RECORDS FOR THIS EXERCISE:
· · · · · · ·

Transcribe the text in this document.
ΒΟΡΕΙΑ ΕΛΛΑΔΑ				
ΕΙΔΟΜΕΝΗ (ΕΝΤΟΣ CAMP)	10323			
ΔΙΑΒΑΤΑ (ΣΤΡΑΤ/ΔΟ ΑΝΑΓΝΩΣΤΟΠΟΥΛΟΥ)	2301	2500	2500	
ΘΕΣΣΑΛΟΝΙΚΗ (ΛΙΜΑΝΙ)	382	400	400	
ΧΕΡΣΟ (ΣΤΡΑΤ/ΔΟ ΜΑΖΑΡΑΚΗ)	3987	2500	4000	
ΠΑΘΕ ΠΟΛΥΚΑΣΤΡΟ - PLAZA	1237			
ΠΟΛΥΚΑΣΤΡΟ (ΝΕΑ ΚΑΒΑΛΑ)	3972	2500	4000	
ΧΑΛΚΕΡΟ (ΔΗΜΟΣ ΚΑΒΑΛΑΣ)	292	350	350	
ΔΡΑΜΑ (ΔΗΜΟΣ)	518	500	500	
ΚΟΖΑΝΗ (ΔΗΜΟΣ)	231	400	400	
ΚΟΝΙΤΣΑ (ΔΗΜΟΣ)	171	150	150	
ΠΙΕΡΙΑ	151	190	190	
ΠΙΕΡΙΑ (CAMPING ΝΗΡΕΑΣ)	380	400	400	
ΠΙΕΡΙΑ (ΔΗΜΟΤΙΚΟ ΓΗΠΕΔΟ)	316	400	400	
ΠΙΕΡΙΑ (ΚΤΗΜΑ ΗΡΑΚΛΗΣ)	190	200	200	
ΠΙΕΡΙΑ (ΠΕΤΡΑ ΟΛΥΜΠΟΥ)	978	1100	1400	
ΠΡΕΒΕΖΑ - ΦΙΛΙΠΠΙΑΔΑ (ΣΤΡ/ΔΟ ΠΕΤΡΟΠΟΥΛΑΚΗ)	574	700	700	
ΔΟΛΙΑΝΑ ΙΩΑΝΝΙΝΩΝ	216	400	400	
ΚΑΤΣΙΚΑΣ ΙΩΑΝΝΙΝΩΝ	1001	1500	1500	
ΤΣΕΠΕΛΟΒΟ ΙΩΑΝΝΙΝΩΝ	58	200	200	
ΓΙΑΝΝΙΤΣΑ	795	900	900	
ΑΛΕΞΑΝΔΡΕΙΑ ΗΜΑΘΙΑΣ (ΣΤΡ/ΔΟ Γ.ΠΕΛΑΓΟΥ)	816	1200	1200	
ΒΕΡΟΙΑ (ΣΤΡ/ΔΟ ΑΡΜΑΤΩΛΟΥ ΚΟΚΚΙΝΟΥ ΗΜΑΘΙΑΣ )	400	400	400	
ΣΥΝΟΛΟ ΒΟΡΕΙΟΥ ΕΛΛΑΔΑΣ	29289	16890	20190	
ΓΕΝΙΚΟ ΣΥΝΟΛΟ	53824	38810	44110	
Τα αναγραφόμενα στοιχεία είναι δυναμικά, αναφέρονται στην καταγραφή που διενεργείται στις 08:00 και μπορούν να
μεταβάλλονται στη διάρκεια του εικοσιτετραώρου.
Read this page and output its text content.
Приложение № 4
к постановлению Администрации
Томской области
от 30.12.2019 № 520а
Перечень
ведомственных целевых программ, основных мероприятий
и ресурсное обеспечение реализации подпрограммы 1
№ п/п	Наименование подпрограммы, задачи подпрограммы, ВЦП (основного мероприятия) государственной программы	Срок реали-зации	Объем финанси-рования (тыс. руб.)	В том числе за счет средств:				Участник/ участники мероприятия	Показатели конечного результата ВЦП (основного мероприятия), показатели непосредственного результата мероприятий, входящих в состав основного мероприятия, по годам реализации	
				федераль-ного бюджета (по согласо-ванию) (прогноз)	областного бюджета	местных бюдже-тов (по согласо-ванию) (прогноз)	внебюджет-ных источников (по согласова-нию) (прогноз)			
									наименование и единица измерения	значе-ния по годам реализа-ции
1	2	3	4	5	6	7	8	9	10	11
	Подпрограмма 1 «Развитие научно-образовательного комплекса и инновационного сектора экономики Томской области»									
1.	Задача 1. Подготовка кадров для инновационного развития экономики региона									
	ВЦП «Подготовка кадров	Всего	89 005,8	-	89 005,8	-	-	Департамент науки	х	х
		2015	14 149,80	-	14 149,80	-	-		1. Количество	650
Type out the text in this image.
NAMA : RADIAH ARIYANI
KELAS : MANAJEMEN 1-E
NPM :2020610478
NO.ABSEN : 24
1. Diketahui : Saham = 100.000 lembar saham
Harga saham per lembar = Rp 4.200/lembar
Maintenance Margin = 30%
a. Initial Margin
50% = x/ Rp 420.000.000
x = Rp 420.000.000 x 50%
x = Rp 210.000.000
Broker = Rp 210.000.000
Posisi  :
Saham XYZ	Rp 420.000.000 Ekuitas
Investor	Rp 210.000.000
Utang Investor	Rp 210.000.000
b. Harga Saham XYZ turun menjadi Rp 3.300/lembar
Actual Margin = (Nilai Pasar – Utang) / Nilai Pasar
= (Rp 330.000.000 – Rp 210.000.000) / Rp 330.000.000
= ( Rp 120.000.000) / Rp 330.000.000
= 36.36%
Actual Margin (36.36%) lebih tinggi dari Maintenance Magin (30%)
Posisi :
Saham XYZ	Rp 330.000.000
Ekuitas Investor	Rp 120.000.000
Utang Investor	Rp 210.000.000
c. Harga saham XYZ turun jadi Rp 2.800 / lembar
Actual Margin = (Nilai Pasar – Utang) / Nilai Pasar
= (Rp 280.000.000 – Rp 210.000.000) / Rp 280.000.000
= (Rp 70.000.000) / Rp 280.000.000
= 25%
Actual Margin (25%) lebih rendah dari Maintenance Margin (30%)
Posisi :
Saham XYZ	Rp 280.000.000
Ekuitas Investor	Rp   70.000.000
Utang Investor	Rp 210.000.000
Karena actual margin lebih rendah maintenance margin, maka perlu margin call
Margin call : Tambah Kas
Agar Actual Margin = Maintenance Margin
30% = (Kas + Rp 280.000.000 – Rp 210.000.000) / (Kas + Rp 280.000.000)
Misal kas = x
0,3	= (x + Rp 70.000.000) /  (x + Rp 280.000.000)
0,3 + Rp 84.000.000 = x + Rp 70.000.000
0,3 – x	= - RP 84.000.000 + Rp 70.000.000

· · · · · · ·

REQUIRED TASK:
Write out every entry above, word for word.

FULL SOLUTION:
Transcribe the text in this document.
ΒΟΡΕΙΑ ΕΛΛΑΔΑ				
ΕΙΔΟΜΕΝΗ (ΕΝΤΟΣ CAMP)	10323			
ΔΙΑΒΑΤΑ (ΣΤΡΑΤ/ΔΟ ΑΝΑΓΝΩΣΤΟΠΟΥΛΟΥ)	2301	2500	2500	
ΘΕΣΣΑΛΟΝΙΚΗ (ΛΙΜΑΝΙ)	382	400	400	
ΧΕΡΣΟ (ΣΤΡΑΤ/ΔΟ ΜΑΖΑΡΑΚΗ)	3987	2500	4000	
ΠΑΘΕ ΠΟΛΥΚΑΣΤΡΟ - PLAZA	1237			
ΠΟΛΥΚΑΣΤΡΟ (ΝΕΑ ΚΑΒΑΛΑ)	3972	2500	4000	
ΧΑΛΚΕΡΟ (ΔΗΜΟΣ ΚΑΒΑΛΑΣ)	292	350	350	
ΔΡΑΜΑ (ΔΗΜΟΣ)	518	500	500	
ΚΟΖΑΝΗ (ΔΗΜΟΣ)	231	400	400	
ΚΟΝΙΤΣΑ (ΔΗΜΟΣ)	171	150	150	
ΠΙΕΡΙΑ	151	190	190	
ΠΙΕΡΙΑ (CAMPING ΝΗΡΕΑΣ)	380	400	400	
ΠΙΕΡΙΑ (ΔΗΜΟΤΙΚΟ ΓΗΠΕΔΟ)	316	400	400	
ΠΙΕΡΙΑ (ΚΤΗΜΑ ΗΡΑΚΛΗΣ)	190	200	200	
ΠΙΕΡΙΑ (ΠΕΤΡΑ ΟΛΥΜΠΟΥ)	978	1100	1400	
ΠΡΕΒΕΖΑ - ΦΙΛΙΠΠΙΑΔΑ (ΣΤΡ/ΔΟ ΠΕΤΡΟΠΟΥΛΑΚΗ)	574	700	700	
ΔΟΛΙΑΝΑ ΙΩΑΝΝΙΝΩΝ	216	400	400	
ΚΑΤΣΙΚΑΣ ΙΩΑΝΝΙΝΩΝ	1001	1500	1500	
ΤΣΕΠΕΛΟΒΟ ΙΩΑΝΝΙΝΩΝ	58	200	200	
ΓΙΑΝΝΙΤΣΑ	795	900	900	
ΑΛΕΞΑΝΔΡΕΙΑ ΗΜΑΘΙΑΣ (ΣΤΡ/ΔΟ Γ.ΠΕΛΑΓΟΥ)	816	1200	1200	
ΒΕΡΟΙΑ (ΣΤΡ/ΔΟ ΑΡΜΑΤΩΛΟΥ ΚΟΚΚΙΝΟΥ ΗΜΑΘΙΑΣ )	400	400	400	
ΣΥΝΟΛΟ ΒΟΡΕΙΟΥ ΕΛΛΑΔΑΣ	29289	16890	20190	
ΓΕΝΙΚΟ ΣΥΝΟΛΟ	53824	38810	44110	
Τα αναγραφόμενα στοιχεία είναι δυναμικά, αναφέρονται στην καταγραφή που διενεργείται στις 08:00 και μπορούν να
μεταβάλλονται στη διάρκεια του εικοσιτετραώρου.
Read this page and output its text content.
Приложение № 4
к постановлению Администрации
Томской области
от 30.12.2019 № 520а
Перечень
ведомственных целевых программ, основных мероприятий
и ресурсное обеспечение реализации подпрограммы 1
№ п/п	Наименование подпрограммы, задачи подпрограммы, ВЦП (основного мероприятия) государственной программы	Срок реали-зации	Объем финанси-рования (тыс. руб.)	В том числе за счет средств:				Участник/ участники мероприятия	Показатели конечного результата ВЦП (основного мероприятия), показатели непосредственного результата мероприятий, входящих в состав основного мероприятия, по годам реализации	
				федераль-ного бюджета (по согласо-ванию) (прогноз)	областного бюджета	местных бюдже-тов (по согласо-ванию) (прогноз)	внебюджет-ных источников (по согласова-нию) (прогноз)			
									наименование и единица измерения	значе-ния по годам реализа-ции
1	2	3	4	5	6	7	8	9	10	11
	Подпрограмма 1 «Развитие научно-образовательного комплекса и инновационного сектора экономики Томской области»									
1.	Задача 1. Подготовка кадров для инновационного развития экономики региона									
	ВЦП «Подготовка кадров	Всего	89 005,8	-	89 005,8	-	-	Департамент науки	х	х
		2015	14 149,80	-	14 149,80	-	-		1. Количество	650
Type out the text in this image.
NAMA : RADIAH ARIYANI
KELAS : MANAJEMEN 1-E
NPM :2020610478
NO.ABSEN : 24
1. Diketahui : Saham = 100.000 lembar saham
Harga saham per lembar = Rp 4.200/lembar
Maintenance Margin = 30%
a. Initial Margin
50% = x/ Rp 420.000.000
x = Rp 420.000.000 x 50%
x = Rp 210.000.000
Broker = Rp 210.000.000
Posisi  :
Saham XYZ	Rp 420.000.000 Ekuitas
Investor	Rp 210.000.000
Utang Investor	Rp 210.000.000
b. Harga Saham XYZ turun menjadi Rp 3.300/lembar
Actual Margin = (Nilai Pasar – Utang) / Nilai Pasar
= (Rp 330.000.000 – Rp 210.000.000) / Rp 330.000.000
= ( Rp 120.000.000) / Rp 330.000.000
= 36.36%
Actual Margin (36.36%) lebih tinggi dari Maintenance Magin (30%)
Posisi :
Saham XYZ	Rp 330.000.000
Ekuitas Investor	Rp 120.000.000
Utang Investor	Rp 210.000.000
c. Harga saham XYZ turun jadi Rp 2.800 / lembar
Actual Margin = (Nilai Pasar – Utang) / Nilai Pasar
= (Rp 280.000.000 – Rp 210.000.000) / Rp 280.000.000
= (Rp 70.000.000) / Rp 280.000.000
= 25%
Actual Margin (25%) lebih rendah dari Maintenance Margin (30%)
Posisi :
Saham XYZ	Rp 280.000.000
Ekuitas Investor	Rp   70.000.000
Utang Investor	Rp 210.000.000
Karena actual margin lebih rendah maintenance margin, maka perlu margin call
Margin call : Tambah Kas
Agar Actual Margin = Maintenance Margin
30% = (Kas + Rp 280.000.000 – Rp 210.000.000) / (Kas + Rp 280.000.000)
Misal kas = x
0,3	= (x + Rp 70.000.000) /  (x + Rp 280.000.000)
0,3 + Rp 84.000.000 = x + Rp 70.000.000
0,3 – x	= - RP 84.000.000 + Rp 70.000.000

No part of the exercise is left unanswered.